Given task :: Pull every line containing "refuel" out of the material below.

[Data records]

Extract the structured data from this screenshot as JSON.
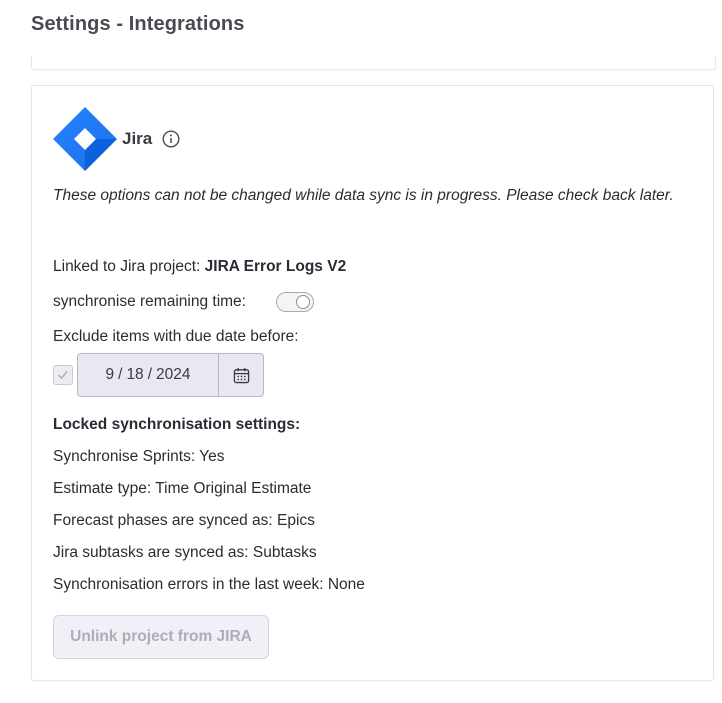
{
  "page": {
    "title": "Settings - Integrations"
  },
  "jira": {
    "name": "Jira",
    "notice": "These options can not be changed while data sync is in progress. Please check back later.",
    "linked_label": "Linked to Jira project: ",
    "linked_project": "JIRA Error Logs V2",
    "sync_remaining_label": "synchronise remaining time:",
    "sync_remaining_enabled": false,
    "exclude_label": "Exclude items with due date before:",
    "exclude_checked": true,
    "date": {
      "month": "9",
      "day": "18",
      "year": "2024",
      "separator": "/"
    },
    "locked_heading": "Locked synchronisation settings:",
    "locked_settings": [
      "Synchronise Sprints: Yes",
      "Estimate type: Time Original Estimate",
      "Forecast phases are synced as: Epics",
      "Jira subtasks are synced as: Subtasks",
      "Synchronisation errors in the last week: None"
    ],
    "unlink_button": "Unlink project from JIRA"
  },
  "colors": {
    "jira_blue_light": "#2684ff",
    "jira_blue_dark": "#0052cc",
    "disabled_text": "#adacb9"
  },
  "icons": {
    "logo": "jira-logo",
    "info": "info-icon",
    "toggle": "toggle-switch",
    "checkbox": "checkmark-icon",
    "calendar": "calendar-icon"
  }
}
...
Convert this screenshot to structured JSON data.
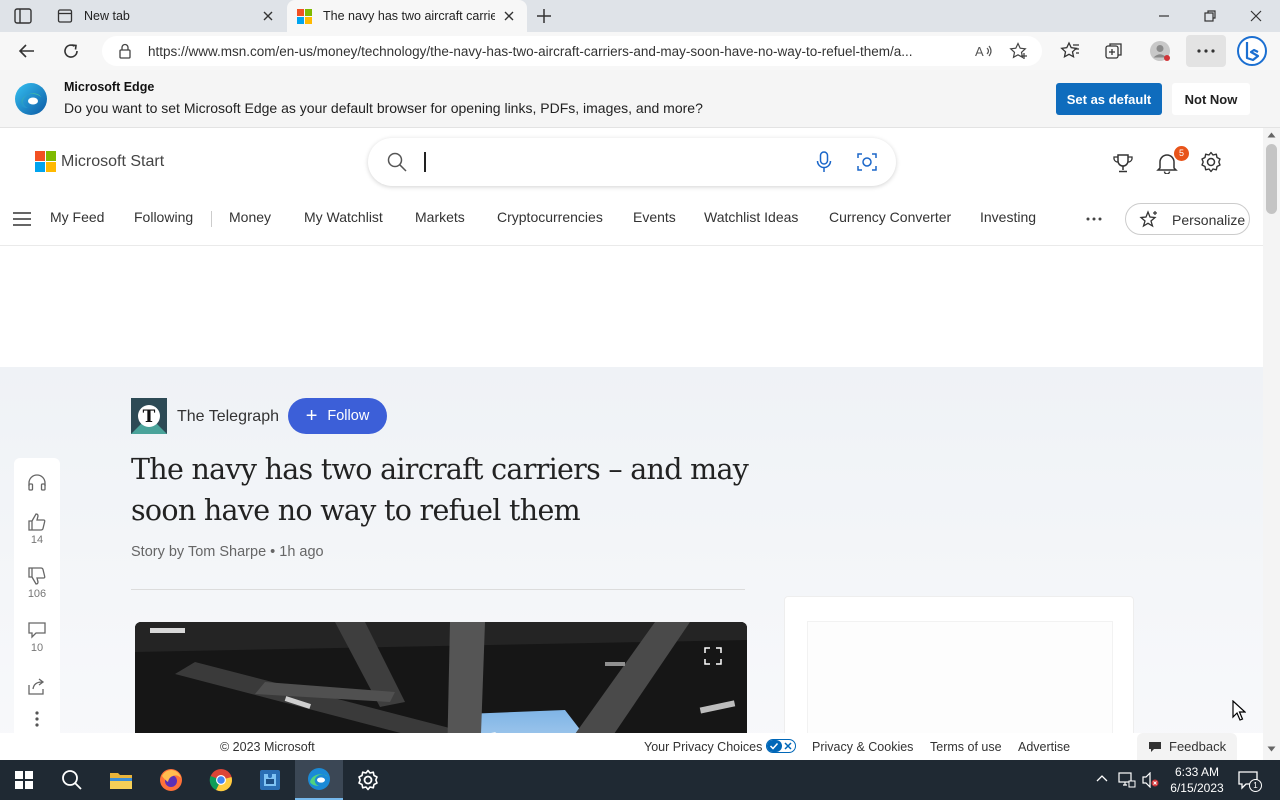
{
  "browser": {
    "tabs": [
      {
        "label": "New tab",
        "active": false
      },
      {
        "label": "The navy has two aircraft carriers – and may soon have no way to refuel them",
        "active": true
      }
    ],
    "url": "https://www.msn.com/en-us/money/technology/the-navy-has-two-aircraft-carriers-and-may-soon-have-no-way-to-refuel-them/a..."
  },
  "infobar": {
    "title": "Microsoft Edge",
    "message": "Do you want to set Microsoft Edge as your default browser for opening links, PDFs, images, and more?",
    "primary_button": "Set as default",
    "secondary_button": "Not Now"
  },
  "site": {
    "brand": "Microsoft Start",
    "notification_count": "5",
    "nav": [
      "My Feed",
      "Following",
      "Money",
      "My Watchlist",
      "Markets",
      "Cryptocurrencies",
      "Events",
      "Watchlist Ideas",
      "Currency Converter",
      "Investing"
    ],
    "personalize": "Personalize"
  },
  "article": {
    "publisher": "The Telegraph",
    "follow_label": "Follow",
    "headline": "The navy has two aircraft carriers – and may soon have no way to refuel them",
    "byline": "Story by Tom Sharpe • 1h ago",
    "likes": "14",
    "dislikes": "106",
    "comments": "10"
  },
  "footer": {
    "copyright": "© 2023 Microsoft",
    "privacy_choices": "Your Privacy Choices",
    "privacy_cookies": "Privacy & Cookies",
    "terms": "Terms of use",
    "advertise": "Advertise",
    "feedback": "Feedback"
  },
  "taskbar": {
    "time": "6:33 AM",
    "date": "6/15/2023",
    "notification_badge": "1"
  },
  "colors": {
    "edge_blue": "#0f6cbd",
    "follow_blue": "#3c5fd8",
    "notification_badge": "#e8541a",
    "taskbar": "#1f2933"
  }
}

Output of the exercise ::
        "label": "The navy has two aircraft carriers – and may soon have no way to refuel them",
    "url": "https://www.msn.com/en-us/money/technology/the-navy-has-two-aircraft-carriers-and-may-soon-have-no-way-to-refuel-them/a..."
    "headline": "The navy has two aircraft carriers – and may soon have no way to refuel them",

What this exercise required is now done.